§ **Goal**: Restate the listing below word for word, omitting any images.

(Dataset records on visual material)
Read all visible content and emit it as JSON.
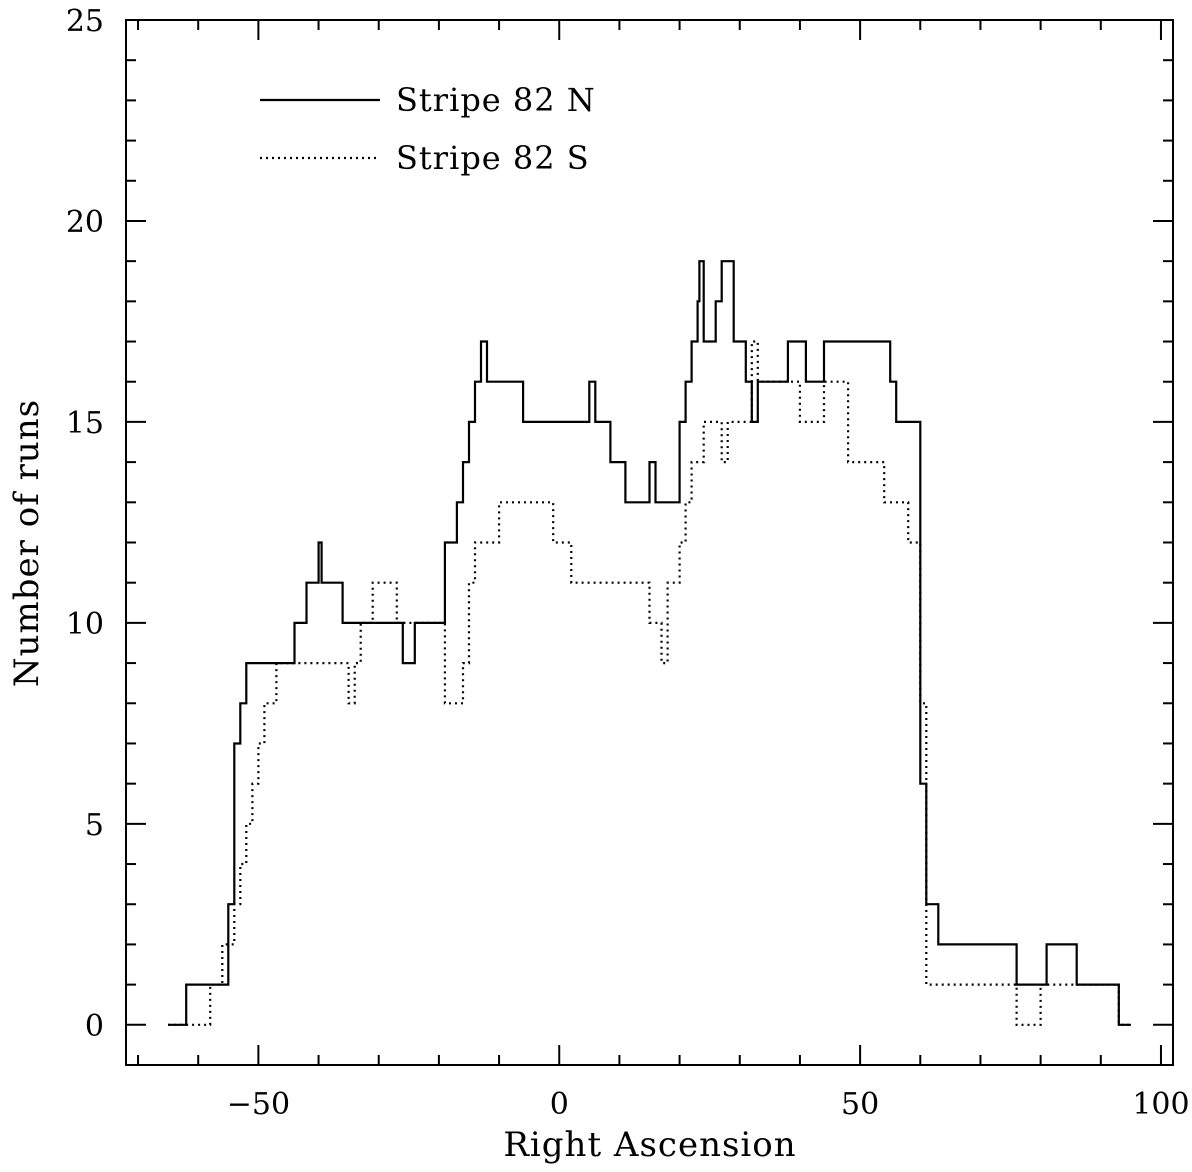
{
  "chart_data": {
    "type": "line",
    "title": "",
    "xlabel": "Right Ascension",
    "ylabel": "Number of runs",
    "xlim": [
      -72,
      102
    ],
    "ylim": [
      -1,
      25
    ],
    "x_ticks": [
      -50,
      0,
      50,
      100
    ],
    "x_tick_labels": [
      "−50",
      "0",
      "50",
      "100"
    ],
    "y_ticks": [
      0,
      5,
      10,
      15,
      20,
      25
    ],
    "y_tick_labels": [
      "0",
      "5",
      "10",
      "15",
      "20",
      "25"
    ],
    "grid": false,
    "legend_position": "top-left",
    "series": [
      {
        "name": "Stripe 82 N",
        "style": "solid",
        "color": "#000000",
        "x": [
          -65,
          -62,
          -55,
          -54,
          -53,
          -52,
          -50,
          -44,
          -42,
          -40,
          -39.5,
          -39,
          -36,
          -35,
          -33,
          -30,
          -26,
          -24,
          -19,
          -17,
          -16,
          -15,
          -14,
          -13,
          -12,
          -11,
          -6,
          0,
          5,
          6,
          7,
          8.5,
          9,
          11,
          15,
          16,
          20,
          21,
          22,
          23,
          23.3,
          24,
          26,
          27,
          29,
          31,
          32,
          33,
          35,
          38,
          41,
          44,
          55,
          56,
          60,
          61,
          63,
          76,
          81,
          86,
          93,
          95
        ],
        "y": [
          0,
          1,
          3,
          7,
          8,
          9,
          9,
          10,
          11,
          12,
          11,
          11,
          10,
          10,
          10,
          10,
          9,
          10,
          12,
          13,
          14,
          15,
          16,
          17,
          16,
          16,
          15,
          15,
          16,
          15,
          15,
          14,
          14,
          13,
          14,
          13,
          15,
          16,
          17,
          18,
          19,
          17,
          18,
          19,
          17,
          16,
          15,
          16,
          16,
          17,
          16,
          17,
          16,
          15,
          6,
          3,
          2,
          1,
          2,
          1,
          0,
          0
        ]
      },
      {
        "name": "Stripe 82 S",
        "style": "dotted",
        "color": "#000000",
        "x": [
          -65,
          -61,
          -58,
          -56,
          -54,
          -53,
          -52,
          -51,
          -50,
          -49,
          -48,
          -47,
          -46,
          -45,
          -42,
          -40,
          -36,
          -35,
          -34,
          -33,
          -31,
          -29,
          -27,
          -24,
          -19,
          -16,
          -15,
          -14,
          -13,
          -12,
          -10,
          -5,
          -1,
          0,
          2,
          12,
          15,
          16,
          17,
          18,
          20,
          21,
          22,
          23,
          24,
          27,
          28,
          30,
          32,
          33,
          35,
          40,
          42,
          44,
          48,
          51,
          54,
          56,
          58,
          60,
          61,
          63,
          76,
          80,
          86,
          93,
          95
        ],
        "y": [
          0,
          0,
          1,
          2,
          3,
          4,
          5,
          6,
          7,
          8,
          8,
          9,
          9,
          9,
          9,
          9,
          9,
          8,
          9,
          10,
          11,
          11,
          10,
          10,
          8,
          9,
          11,
          12,
          12,
          12,
          13,
          13,
          12,
          12,
          11,
          11,
          10,
          10,
          9,
          11,
          12,
          13,
          14,
          14,
          15,
          14,
          15,
          15,
          17,
          16,
          16,
          15,
          15,
          16,
          14,
          14,
          13,
          13,
          12,
          8,
          1,
          1,
          0,
          1,
          1,
          0,
          0
        ]
      }
    ]
  }
}
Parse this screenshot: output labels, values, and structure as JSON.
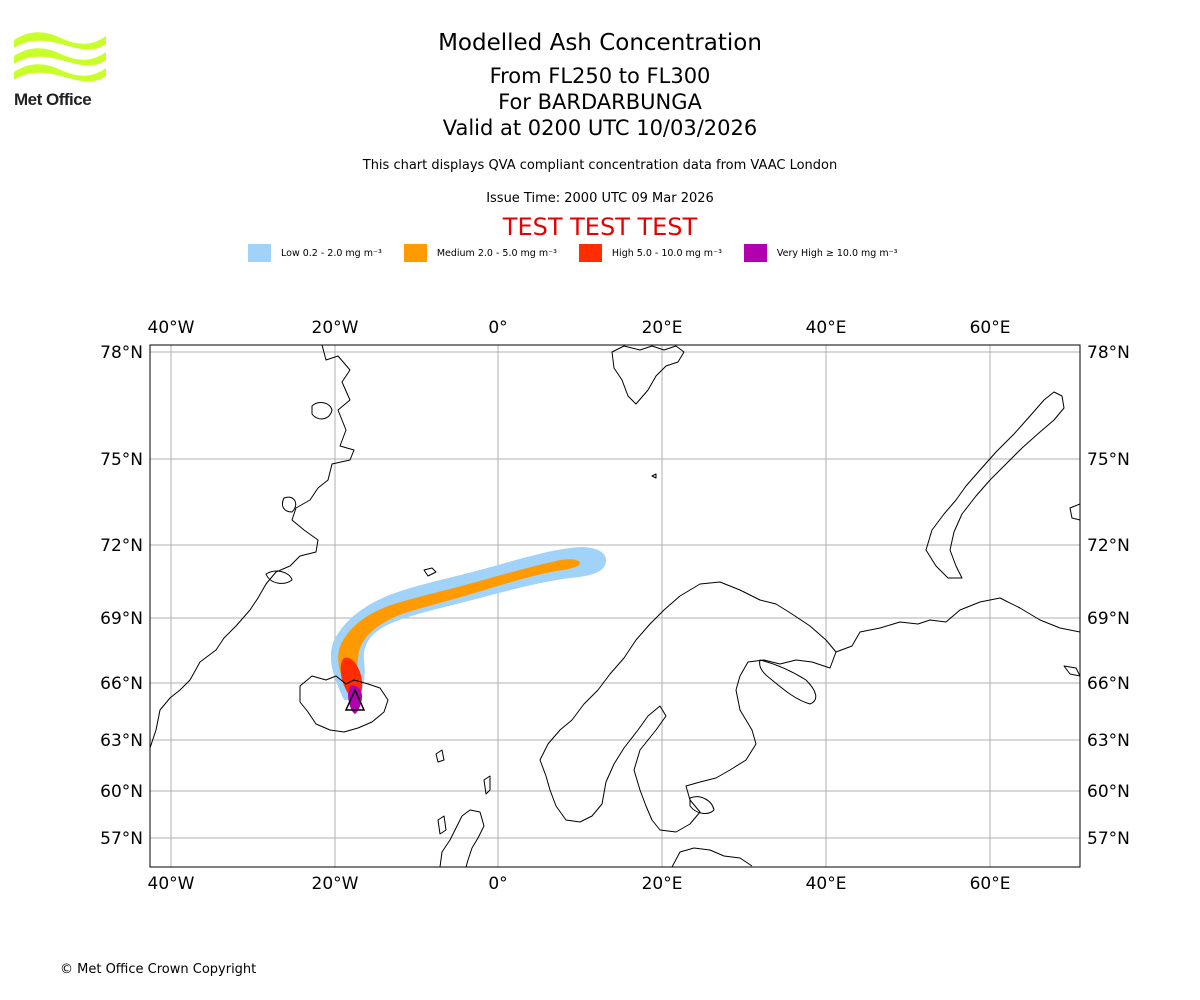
{
  "header": {
    "logo_text": "Met Office",
    "title": "Modelled Ash Concentration",
    "levels": "From FL250 to FL300",
    "volcano": "For BARDARBUNGA",
    "valid": "Valid at 0200 UTC 10/03/2026",
    "subtitle": "This chart displays QVA compliant concentration data from VAAC London",
    "issue_time": "Issue Time: 2000 UTC 09 Mar 2026",
    "test_banner": "TEST TEST TEST"
  },
  "legend": [
    {
      "label": "Low 0.2 - 2.0 mg m⁻³",
      "color": "#a0d2fa"
    },
    {
      "label": "Medium 2.0 - 5.0 mg m⁻³",
      "color": "#ff9a00"
    },
    {
      "label": "High 5.0 - 10.0 mg m⁻³",
      "color": "#ff2d00"
    },
    {
      "label": "Very High ≥ 10.0 mg m⁻³",
      "color": "#b000b0"
    }
  ],
  "map": {
    "lon_ticks": [
      "40°W",
      "20°W",
      "0°",
      "20°E",
      "40°E",
      "60°E"
    ],
    "lat_ticks": [
      "78°N",
      "75°N",
      "72°N",
      "69°N",
      "66°N",
      "63°N",
      "60°N",
      "57°N"
    ],
    "colors": {
      "grid": "#b0b0b0",
      "coast": "#000000",
      "frame": "#000000"
    }
  },
  "footer": {
    "copyright": "© Met Office Crown Copyright"
  }
}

§ **The reply**:
Read all visible content and emit it as JSON.
{
  "chart_data": {
    "type": "line",
    "title": "",
    "xlabel": "Right Ascension",
    "ylabel": "Number of runs",
    "xlim": [
      -72,
      102
    ],
    "ylim": [
      -1,
      25
    ],
    "x_ticks": [
      -50,
      0,
      50,
      100
    ],
    "x_tick_labels": [
      "−50",
      "0",
      "50",
      "100"
    ],
    "y_ticks": [
      0,
      5,
      10,
      15,
      20,
      25
    ],
    "y_tick_labels": [
      "0",
      "5",
      "10",
      "15",
      "20",
      "25"
    ],
    "grid": false,
    "legend_position": "top-left",
    "series": [
      {
        "name": "Stripe 82 N",
        "style": "solid",
        "color": "#000000",
        "x": [
          -65,
          -62,
          -55,
          -54,
          -53,
          -52,
          -50,
          -44,
          -42,
          -40,
          -39.5,
          -39,
          -36,
          -35,
          -33,
          -30,
          -26,
          -24,
          -19,
          -17,
          -16,
          -15,
          -14,
          -13,
          -12,
          -11,
          -6,
          0,
          5,
          6,
          7,
          8.5,
          9,
          11,
          15,
          16,
          20,
          21,
          22,
          23,
          23.3,
          24,
          26,
          27,
          29,
          31,
          32,
          33,
          35,
          38,
          41,
          44,
          55,
          56,
          60,
          61,
          63,
          76,
          81,
          86,
          93,
          95
        ],
        "y": [
          0,
          1,
          3,
          7,
          8,
          9,
          9,
          10,
          11,
          12,
          11,
          11,
          10,
          10,
          10,
          10,
          9,
          10,
          12,
          13,
          14,
          15,
          16,
          17,
          16,
          16,
          15,
          15,
          16,
          15,
          15,
          14,
          14,
          13,
          14,
          13,
          15,
          16,
          17,
          18,
          19,
          17,
          18,
          19,
          17,
          16,
          15,
          16,
          16,
          17,
          16,
          17,
          16,
          15,
          6,
          3,
          2,
          1,
          2,
          1,
          0,
          0
        ]
      },
      {
        "name": "Stripe 82 S",
        "style": "dotted",
        "color": "#000000",
        "x": [
          -65,
          -61,
          -58,
          -56,
          -54,
          -53,
          -52,
          -51,
          -50,
          -49,
          -48,
          -47,
          -46,
          -45,
          -42,
          -40,
          -36,
          -35,
          -34,
          -33,
          -31,
          -29,
          -27,
          -24,
          -19,
          -16,
          -15,
          -14,
          -13,
          -12,
          -10,
          -5,
          -1,
          0,
          2,
          12,
          15,
          16,
          17,
          18,
          20,
          21,
          22,
          23,
          24,
          27,
          28,
          30,
          32,
          33,
          35,
          40,
          42,
          44,
          48,
          51,
          54,
          56,
          58,
          60,
          61,
          63,
          76,
          80,
          86,
          93,
          95
        ],
        "y": [
          0,
          0,
          1,
          2,
          3,
          4,
          5,
          6,
          7,
          8,
          8,
          9,
          9,
          9,
          9,
          9,
          9,
          8,
          9,
          10,
          11,
          11,
          10,
          10,
          8,
          9,
          11,
          12,
          12,
          12,
          13,
          13,
          12,
          12,
          11,
          11,
          10,
          10,
          9,
          11,
          12,
          13,
          14,
          14,
          15,
          14,
          15,
          15,
          17,
          16,
          16,
          15,
          15,
          16,
          14,
          14,
          13,
          13,
          12,
          8,
          1,
          1,
          0,
          1,
          1,
          0,
          0
        ]
      }
    ]
  }
}
Parse this screenshot: output labels, values, and structure as JSON.
{
  "header": {
    "logo_text": "Met Office",
    "title": "Modelled Ash Concentration",
    "levels": "From FL250 to FL300",
    "volcano": "For BARDARBUNGA",
    "valid": "Valid at 0200 UTC 10/03/2026",
    "subtitle": "This chart displays QVA compliant concentration data from VAAC London",
    "issue_time": "Issue Time: 2000 UTC 09 Mar 2026",
    "test_banner": "TEST TEST TEST"
  },
  "legend": [
    {
      "label": "Low 0.2 - 2.0 mg m⁻³",
      "color": "#a0d2fa"
    },
    {
      "label": "Medium 2.0 - 5.0 mg m⁻³",
      "color": "#ff9a00"
    },
    {
      "label": "High 5.0 - 10.0 mg m⁻³",
      "color": "#ff2d00"
    },
    {
      "label": "Very High ≥ 10.0 mg m⁻³",
      "color": "#b000b0"
    }
  ],
  "map": {
    "lon_ticks": [
      "40°W",
      "20°W",
      "0°",
      "20°E",
      "40°E",
      "60°E"
    ],
    "lat_ticks": [
      "78°N",
      "75°N",
      "72°N",
      "69°N",
      "66°N",
      "63°N",
      "60°N",
      "57°N"
    ],
    "colors": {
      "grid": "#b0b0b0",
      "coast": "#000000",
      "frame": "#000000"
    }
  },
  "footer": {
    "copyright": "© Met Office Crown Copyright"
  }
}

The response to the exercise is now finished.